== Data to process

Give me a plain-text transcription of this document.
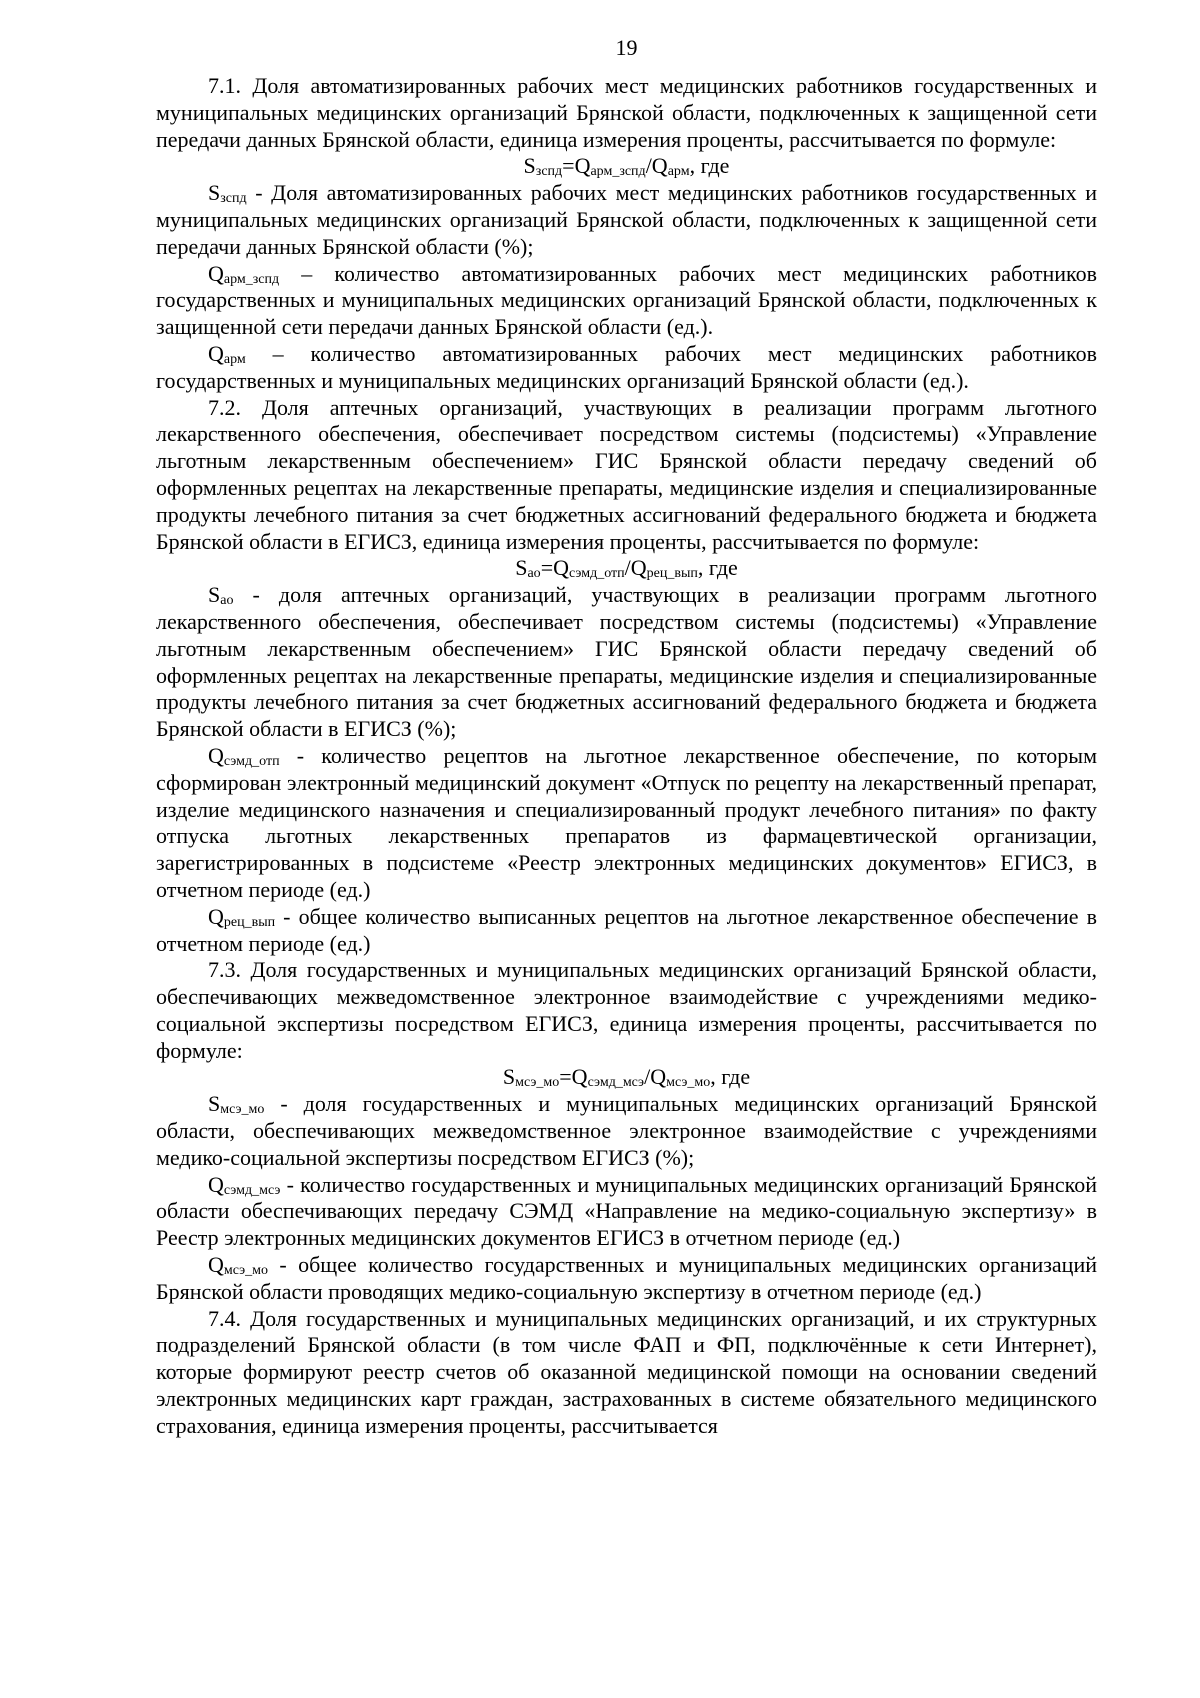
19

7.1. Доля автоматизированных рабочих мест медицинских работников государственных и муниципальных медицинских организаций Брянской области, подключенных к защищенной сети передачи данных Брянской области, единица измерения проценты, рассчитывается по формуле:

$S_{зспд}=Q_{арм\_зспд}/Q_{арм}$, где

$S_{зспд}$ - Доля автоматизированных рабочих мест медицинских работников государственных и муниципальных медицинских организаций Брянской области, подключенных к защищенной сети передачи данных Брянской области (%);

$Q_{арм\_зспд}$ – количество автоматизированных рабочих мест медицинских работников государственных и муниципальных медицинских организаций Брянской области, подключенных к защищенной сети передачи данных Брянской области (ед.).

$Q_{арм}$ – количество автоматизированных рабочих мест медицинских работников государственных и муниципальных медицинских организаций Брянской области (ед.).

7.2. Доля аптечных организаций, участвующих в реализации программ льготного лекарственного обеспечения, обеспечивает посредством системы (подсистемы) «Управление льготным лекарственным обеспечением» ГИС Брянской области передачу сведений об оформленных рецептах на лекарственные препараты, медицинские изделия и специализированные продукты лечебного питания за счет бюджетных ассигнований федерального бюджета и бюджета Брянской области в ЕГИСЗ, единица измерения проценты, рассчитывается по формуле:

$S_{ао}=Q_{сэмд\_отп}/Q_{рец\_вып}$, где

$S_{ао}$ - доля аптечных организаций, участвующих в реализации программ льготного лекарственного обеспечения, обеспечивает посредством системы (подсистемы) «Управление льготным лекарственным обеспечением» ГИС Брянской области передачу сведений об оформленных рецептах на лекарственные препараты, медицинские изделия и специализированные продукты лечебного питания за счет бюджетных ассигнований федерального бюджета и бюджета Брянской области в ЕГИСЗ (%);

$Q_{сэмд\_отп}$ - количество рецептов на льготное лекарственное обеспечение, по которым сформирован электронный медицинский документ «Отпуск по рецепту на лекарственный препарат, изделие медицинского назначения и специализированный продукт лечебного питания» по факту отпуска льготных лекарственных препаратов из фармацевтической организации, зарегистрированных в подсистеме «Реестр электронных медицинских документов» ЕГИСЗ, в отчетном периоде (ед.)

$Q_{рец\_вып}$ - общее количество выписанных рецептов на льготное лекарственное обеспечение в отчетном периоде (ед.)

7.3. Доля государственных и муниципальных медицинских организаций Брянской области, обеспечивающих межведомственное электронное взаимодействие с учреждениями медико-социальной экспертизы посредством ЕГИСЗ, единица измерения проценты, рассчитывается по формуле:

$S_{мсэ\_мо}=Q_{сэмд\_мсэ}/Q_{мсэ\_мо}$, где

$S_{мсэ\_мо}$ - доля государственных и муниципальных медицинских организаций Брянской области, обеспечивающих межведомственное электронное взаимодействие с учреждениями медико-социальной экспертизы посредством ЕГИСЗ (%);

$Q_{сэмд\_мсэ}$ - количество государственных и муниципальных медицинских организаций Брянской области обеспечивающих передачу СЭМД «Направление на медико-социальную экспертизу» в Реестр электронных медицинских документов ЕГИСЗ в отчетном периоде (ед.)

$Q_{мсэ\_мо}$ - общее количество государственных и муниципальных медицинских организаций Брянской области проводящих медико-социальную экспертизу в отчетном периоде (ед.)

7.4. Доля государственных и муниципальных медицинских организаций, и их структурных подразделений Брянской области (в том числе ФАП и ФП, подключённые к сети Интернет), которые формируют реестр счетов об оказанной медицинской помощи на основании сведений электронных медицинских карт граждан, застрахованных в системе обязательного медицинского страхования, единица измерения проценты, рассчитывается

====

Leave out the pictures and transcribe the entries above exactly.

● **The completed task**:
Give me a plain-text transcription of this document.
19

7.1. Доля автоматизированных рабочих мест медицинских работников государственных и муниципальных медицинских организаций Брянской области, подключенных к защищенной сети передачи данных Брянской области, единица измерения проценты, рассчитывается по формуле:

$S_{зспд}=Q_{арм\_зспд}/Q_{арм}$, где

$S_{зспд}$ - Доля автоматизированных рабочих мест медицинских работников государственных и муниципальных медицинских организаций Брянской области, подключенных к защищенной сети передачи данных Брянской области (%);

$Q_{арм\_зспд}$ – количество автоматизированных рабочих мест медицинских работников государственных и муниципальных медицинских организаций Брянской области, подключенных к защищенной сети передачи данных Брянской области (ед.).

$Q_{арм}$ – количество автоматизированных рабочих мест медицинских работников государственных и муниципальных медицинских организаций Брянской области (ед.).

7.2. Доля аптечных организаций, участвующих в реализации программ льготного лекарственного обеспечения, обеспечивает посредством системы (подсистемы) «Управление льготным лекарственным обеспечением» ГИС Брянской области передачу сведений об оформленных рецептах на лекарственные препараты, медицинские изделия и специализированные продукты лечебного питания за счет бюджетных ассигнований федерального бюджета и бюджета Брянской области в ЕГИСЗ, единица измерения проценты, рассчитывается по формуле:

$S_{ао}=Q_{сэмд\_отп}/Q_{рец\_вып}$, где

$S_{ао}$ - доля аптечных организаций, участвующих в реализации программ льготного лекарственного обеспечения, обеспечивает посредством системы (подсистемы) «Управление льготным лекарственным обеспечением» ГИС Брянской области передачу сведений об оформленных рецептах на лекарственные препараты, медицинские изделия и специализированные продукты лечебного питания за счет бюджетных ассигнований федерального бюджета и бюджета Брянской области в ЕГИСЗ (%);

$Q_{сэмд\_отп}$ - количество рецептов на льготное лекарственное обеспечение, по которым сформирован электронный медицинский документ «Отпуск по рецепту на лекарственный препарат, изделие медицинского назначения и специализированный продукт лечебного питания» по факту отпуска льготных лекарственных препаратов из фармацевтической организации, зарегистрированных в подсистеме «Реестр электронных медицинских документов» ЕГИСЗ, в отчетном периоде (ед.)

$Q_{рец\_вып}$ - общее количество выписанных рецептов на льготное лекарственное обеспечение в отчетном периоде (ед.)

7.3. Доля государственных и муниципальных медицинских организаций Брянской области, обеспечивающих межведомственное электронное взаимодействие с учреждениями медико-социальной экспертизы посредством ЕГИСЗ, единица измерения проценты, рассчитывается по формуле:

$S_{мсэ\_мо}=Q_{сэмд\_мсэ}/Q_{мсэ\_мо}$, где

$S_{мсэ\_мо}$ - доля государственных и муниципальных медицинских организаций Брянской области, обеспечивающих межведомственное электронное взаимодействие с учреждениями медико-социальной экспертизы посредством ЕГИСЗ (%);

$Q_{сэмд\_мсэ}$ - количество государственных и муниципальных медицинских организаций Брянской области обеспечивающих передачу СЭМД «Направление на медико-социальную экспертизу» в Реестр электронных медицинских документов ЕГИСЗ в отчетном периоде (ед.)

$Q_{мсэ\_мо}$ - общее количество государственных и муниципальных медицинских организаций Брянской области проводящих медико-социальную экспертизу в отчетном периоде (ед.)

7.4. Доля государственных и муниципальных медицинских организаций, и их структурных подразделений Брянской области (в том числе ФАП и ФП, подключённые к сети Интернет), которые формируют реестр счетов об оказанной медицинской помощи на основании сведений электронных медицинских карт граждан, застрахованных в системе обязательного медицинского страхования, единица измерения проценты, рассчитывается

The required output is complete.